Set down the full listing exactly, character for character.

--

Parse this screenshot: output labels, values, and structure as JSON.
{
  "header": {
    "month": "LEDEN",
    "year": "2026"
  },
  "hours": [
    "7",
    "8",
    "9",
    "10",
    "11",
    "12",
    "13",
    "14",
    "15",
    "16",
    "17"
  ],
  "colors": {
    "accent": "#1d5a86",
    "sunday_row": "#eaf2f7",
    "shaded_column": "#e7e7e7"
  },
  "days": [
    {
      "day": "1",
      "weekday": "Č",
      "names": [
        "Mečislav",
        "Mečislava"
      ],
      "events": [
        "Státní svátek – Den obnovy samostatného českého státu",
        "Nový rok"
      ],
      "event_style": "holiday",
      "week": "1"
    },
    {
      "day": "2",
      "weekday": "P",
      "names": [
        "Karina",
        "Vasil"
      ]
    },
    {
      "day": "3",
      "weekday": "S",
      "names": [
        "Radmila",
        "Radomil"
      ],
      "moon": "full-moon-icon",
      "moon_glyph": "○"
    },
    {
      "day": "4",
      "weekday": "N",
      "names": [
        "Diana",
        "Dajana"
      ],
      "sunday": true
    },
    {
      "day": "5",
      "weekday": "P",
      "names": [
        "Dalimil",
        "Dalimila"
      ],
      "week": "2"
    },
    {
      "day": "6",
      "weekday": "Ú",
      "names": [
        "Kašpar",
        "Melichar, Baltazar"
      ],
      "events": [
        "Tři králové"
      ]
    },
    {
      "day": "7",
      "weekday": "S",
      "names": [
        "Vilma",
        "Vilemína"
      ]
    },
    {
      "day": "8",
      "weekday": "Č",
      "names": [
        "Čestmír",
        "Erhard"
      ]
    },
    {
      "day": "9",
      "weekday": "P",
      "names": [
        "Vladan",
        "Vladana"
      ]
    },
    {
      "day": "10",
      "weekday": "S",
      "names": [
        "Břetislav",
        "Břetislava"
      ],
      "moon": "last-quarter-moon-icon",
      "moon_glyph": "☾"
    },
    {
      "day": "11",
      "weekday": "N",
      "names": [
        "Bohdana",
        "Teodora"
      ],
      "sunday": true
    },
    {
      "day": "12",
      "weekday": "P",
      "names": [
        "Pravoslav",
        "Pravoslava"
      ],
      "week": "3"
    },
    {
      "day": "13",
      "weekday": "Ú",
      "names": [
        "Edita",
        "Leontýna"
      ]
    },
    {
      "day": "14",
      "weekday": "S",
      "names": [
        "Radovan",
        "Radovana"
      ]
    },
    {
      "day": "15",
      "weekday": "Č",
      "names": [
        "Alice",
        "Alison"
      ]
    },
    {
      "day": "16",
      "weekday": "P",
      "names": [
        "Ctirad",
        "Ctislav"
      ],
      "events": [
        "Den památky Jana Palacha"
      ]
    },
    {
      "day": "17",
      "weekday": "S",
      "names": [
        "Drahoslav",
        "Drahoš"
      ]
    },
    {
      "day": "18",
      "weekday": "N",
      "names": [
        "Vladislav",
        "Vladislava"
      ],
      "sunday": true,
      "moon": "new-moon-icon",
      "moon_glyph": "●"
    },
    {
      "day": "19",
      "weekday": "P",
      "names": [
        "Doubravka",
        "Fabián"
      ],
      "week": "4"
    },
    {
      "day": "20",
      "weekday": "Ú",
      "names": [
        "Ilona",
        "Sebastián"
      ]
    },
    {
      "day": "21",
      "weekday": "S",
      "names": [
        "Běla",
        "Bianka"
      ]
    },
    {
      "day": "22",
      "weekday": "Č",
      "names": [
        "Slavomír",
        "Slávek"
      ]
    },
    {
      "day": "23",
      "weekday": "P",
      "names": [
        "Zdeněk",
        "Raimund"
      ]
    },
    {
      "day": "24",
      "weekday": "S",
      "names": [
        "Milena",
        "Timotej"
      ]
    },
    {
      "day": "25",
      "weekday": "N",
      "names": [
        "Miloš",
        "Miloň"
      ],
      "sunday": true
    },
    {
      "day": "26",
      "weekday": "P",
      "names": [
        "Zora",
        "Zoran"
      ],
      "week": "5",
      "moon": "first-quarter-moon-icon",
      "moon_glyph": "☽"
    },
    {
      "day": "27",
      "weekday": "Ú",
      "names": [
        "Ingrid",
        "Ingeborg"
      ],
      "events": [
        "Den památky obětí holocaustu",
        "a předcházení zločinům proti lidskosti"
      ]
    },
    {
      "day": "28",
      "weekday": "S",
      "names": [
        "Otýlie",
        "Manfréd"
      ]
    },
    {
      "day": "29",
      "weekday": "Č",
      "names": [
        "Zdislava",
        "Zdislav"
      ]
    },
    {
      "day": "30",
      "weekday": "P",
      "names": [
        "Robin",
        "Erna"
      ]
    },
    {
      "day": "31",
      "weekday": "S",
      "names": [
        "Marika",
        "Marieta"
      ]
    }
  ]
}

--

### ANSWER TO THIS PROBLEM
Parse this screenshot: output labels, values, and structure as JSON.
{
  "header": {
    "month": "LEDEN",
    "year": "2026"
  },
  "hours": [
    "7",
    "8",
    "9",
    "10",
    "11",
    "12",
    "13",
    "14",
    "15",
    "16",
    "17"
  ],
  "colors": {
    "accent": "#1d5a86",
    "sunday_row": "#eaf2f7",
    "shaded_column": "#e7e7e7"
  },
  "days": [
    {
      "day": "1",
      "weekday": "Č",
      "names": [
        "Mečislav",
        "Mečislava"
      ],
      "events": [
        "Státní svátek – Den obnovy samostatného českého státu",
        "Nový rok"
      ],
      "event_style": "holiday",
      "week": "1"
    },
    {
      "day": "2",
      "weekday": "P",
      "names": [
        "Karina",
        "Vasil"
      ]
    },
    {
      "day": "3",
      "weekday": "S",
      "names": [
        "Radmila",
        "Radomil"
      ],
      "moon": "full-moon-icon",
      "moon_glyph": "○"
    },
    {
      "day": "4",
      "weekday": "N",
      "names": [
        "Diana",
        "Dajana"
      ],
      "sunday": true
    },
    {
      "day": "5",
      "weekday": "P",
      "names": [
        "Dalimil",
        "Dalimila"
      ],
      "week": "2"
    },
    {
      "day": "6",
      "weekday": "Ú",
      "names": [
        "Kašpar",
        "Melichar, Baltazar"
      ],
      "events": [
        "Tři králové"
      ]
    },
    {
      "day": "7",
      "weekday": "S",
      "names": [
        "Vilma",
        "Vilemína"
      ]
    },
    {
      "day": "8",
      "weekday": "Č",
      "names": [
        "Čestmír",
        "Erhard"
      ]
    },
    {
      "day": "9",
      "weekday": "P",
      "names": [
        "Vladan",
        "Vladana"
      ]
    },
    {
      "day": "10",
      "weekday": "S",
      "names": [
        "Břetislav",
        "Břetislava"
      ],
      "moon": "last-quarter-moon-icon",
      "moon_glyph": "☾"
    },
    {
      "day": "11",
      "weekday": "N",
      "names": [
        "Bohdana",
        "Teodora"
      ],
      "sunday": true
    },
    {
      "day": "12",
      "weekday": "P",
      "names": [
        "Pravoslav",
        "Pravoslava"
      ],
      "week": "3"
    },
    {
      "day": "13",
      "weekday": "Ú",
      "names": [
        "Edita",
        "Leontýna"
      ]
    },
    {
      "day": "14",
      "weekday": "S",
      "names": [
        "Radovan",
        "Radovana"
      ]
    },
    {
      "day": "15",
      "weekday": "Č",
      "names": [
        "Alice",
        "Alison"
      ]
    },
    {
      "day": "16",
      "weekday": "P",
      "names": [
        "Ctirad",
        "Ctislav"
      ],
      "events": [
        "Den památky Jana Palacha"
      ]
    },
    {
      "day": "17",
      "weekday": "S",
      "names": [
        "Drahoslav",
        "Drahoš"
      ]
    },
    {
      "day": "18",
      "weekday": "N",
      "names": [
        "Vladislav",
        "Vladislava"
      ],
      "sunday": true,
      "moon": "new-moon-icon",
      "moon_glyph": "●"
    },
    {
      "day": "19",
      "weekday": "P",
      "names": [
        "Doubravka",
        "Fabián"
      ],
      "week": "4"
    },
    {
      "day": "20",
      "weekday": "Ú",
      "names": [
        "Ilona",
        "Sebastián"
      ]
    },
    {
      "day": "21",
      "weekday": "S",
      "names": [
        "Běla",
        "Bianka"
      ]
    },
    {
      "day": "22",
      "weekday": "Č",
      "names": [
        "Slavomír",
        "Slávek"
      ]
    },
    {
      "day": "23",
      "weekday": "P",
      "names": [
        "Zdeněk",
        "Raimund"
      ]
    },
    {
      "day": "24",
      "weekday": "S",
      "names": [
        "Milena",
        "Timotej"
      ]
    },
    {
      "day": "25",
      "weekday": "N",
      "names": [
        "Miloš",
        "Miloň"
      ],
      "sunday": true
    },
    {
      "day": "26",
      "weekday": "P",
      "names": [
        "Zora",
        "Zoran"
      ],
      "week": "5",
      "moon": "first-quarter-moon-icon",
      "moon_glyph": "☽"
    },
    {
      "day": "27",
      "weekday": "Ú",
      "names": [
        "Ingrid",
        "Ingeborg"
      ],
      "events": [
        "Den památky obětí holocaustu",
        "a předcházení zločinům proti lidskosti"
      ]
    },
    {
      "day": "28",
      "weekday": "S",
      "names": [
        "Otýlie",
        "Manfréd"
      ]
    },
    {
      "day": "29",
      "weekday": "Č",
      "names": [
        "Zdislava",
        "Zdislav"
      ]
    },
    {
      "day": "30",
      "weekday": "P",
      "names": [
        "Robin",
        "Erna"
      ]
    },
    {
      "day": "31",
      "weekday": "S",
      "names": [
        "Marika",
        "Marieta"
      ]
    }
  ]
}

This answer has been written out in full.